Stated exercise
Return each line of the records with nothing changed, pictures excepted.

Dataset excerpts

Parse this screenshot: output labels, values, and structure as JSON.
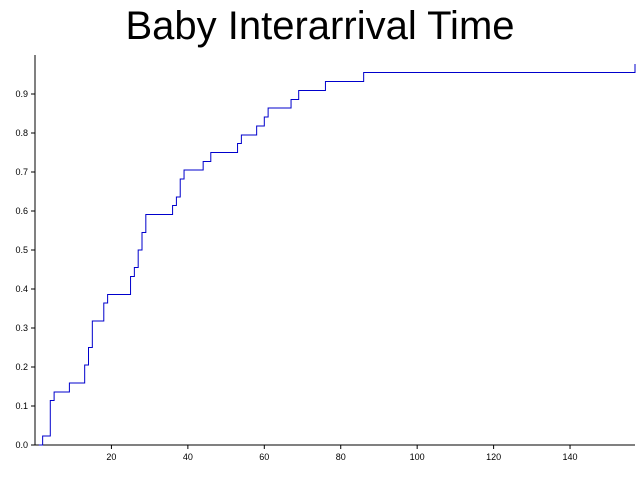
{
  "chart_data": {
    "type": "line",
    "title": "Baby Interarrival Time",
    "xlabel": "",
    "ylabel": "",
    "xlim": [
      0,
      157
    ],
    "ylim": [
      0,
      1.0
    ],
    "x_ticks": [
      20,
      40,
      60,
      80,
      100,
      120,
      140
    ],
    "y_ticks": [
      0.0,
      0.1,
      0.2,
      0.3,
      0.4,
      0.5,
      0.6,
      0.7,
      0.8,
      0.9
    ],
    "y_tick_labels": [
      "0.0",
      "0.1",
      "0.2",
      "0.3",
      "0.4",
      "0.5",
      "0.6",
      "0.7",
      "0.8",
      "0.9"
    ],
    "grid": false,
    "step": true,
    "series_color": "#0000cc",
    "series": [
      {
        "x": [
          1,
          2,
          3,
          4,
          5,
          9,
          13,
          14,
          15,
          18,
          19,
          25,
          26,
          27,
          28,
          29,
          36,
          37,
          38,
          39,
          44,
          46,
          53,
          54,
          55,
          58,
          60,
          61,
          67,
          69,
          76,
          86,
          157
        ],
        "y": [
          0.0,
          0.023,
          0.023,
          0.114,
          0.136,
          0.159,
          0.205,
          0.25,
          0.318,
          0.364,
          0.386,
          0.432,
          0.455,
          0.5,
          0.545,
          0.591,
          0.614,
          0.636,
          0.682,
          0.705,
          0.727,
          0.75,
          0.773,
          0.795,
          0.795,
          0.818,
          0.841,
          0.864,
          0.886,
          0.909,
          0.932,
          0.955,
          0.977
        ]
      }
    ]
  }
}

Complete response
Parse this screenshot: output labels, values, and structure as JSON.
{
  "chart_data": {
    "type": "line",
    "title": "Baby Interarrival Time",
    "xlabel": "",
    "ylabel": "",
    "xlim": [
      0,
      157
    ],
    "ylim": [
      0,
      1.0
    ],
    "x_ticks": [
      20,
      40,
      60,
      80,
      100,
      120,
      140
    ],
    "y_ticks": [
      0.0,
      0.1,
      0.2,
      0.3,
      0.4,
      0.5,
      0.6,
      0.7,
      0.8,
      0.9
    ],
    "y_tick_labels": [
      "0.0",
      "0.1",
      "0.2",
      "0.3",
      "0.4",
      "0.5",
      "0.6",
      "0.7",
      "0.8",
      "0.9"
    ],
    "grid": false,
    "step": true,
    "series_color": "#0000cc",
    "series": [
      {
        "x": [
          1,
          2,
          3,
          4,
          5,
          9,
          13,
          14,
          15,
          18,
          19,
          25,
          26,
          27,
          28,
          29,
          36,
          37,
          38,
          39,
          44,
          46,
          53,
          54,
          55,
          58,
          60,
          61,
          67,
          69,
          76,
          86,
          157
        ],
        "y": [
          0.0,
          0.023,
          0.023,
          0.114,
          0.136,
          0.159,
          0.205,
          0.25,
          0.318,
          0.364,
          0.386,
          0.432,
          0.455,
          0.5,
          0.545,
          0.591,
          0.614,
          0.636,
          0.682,
          0.705,
          0.727,
          0.75,
          0.773,
          0.795,
          0.795,
          0.818,
          0.841,
          0.864,
          0.886,
          0.909,
          0.932,
          0.955,
          0.977
        ]
      }
    ]
  }
}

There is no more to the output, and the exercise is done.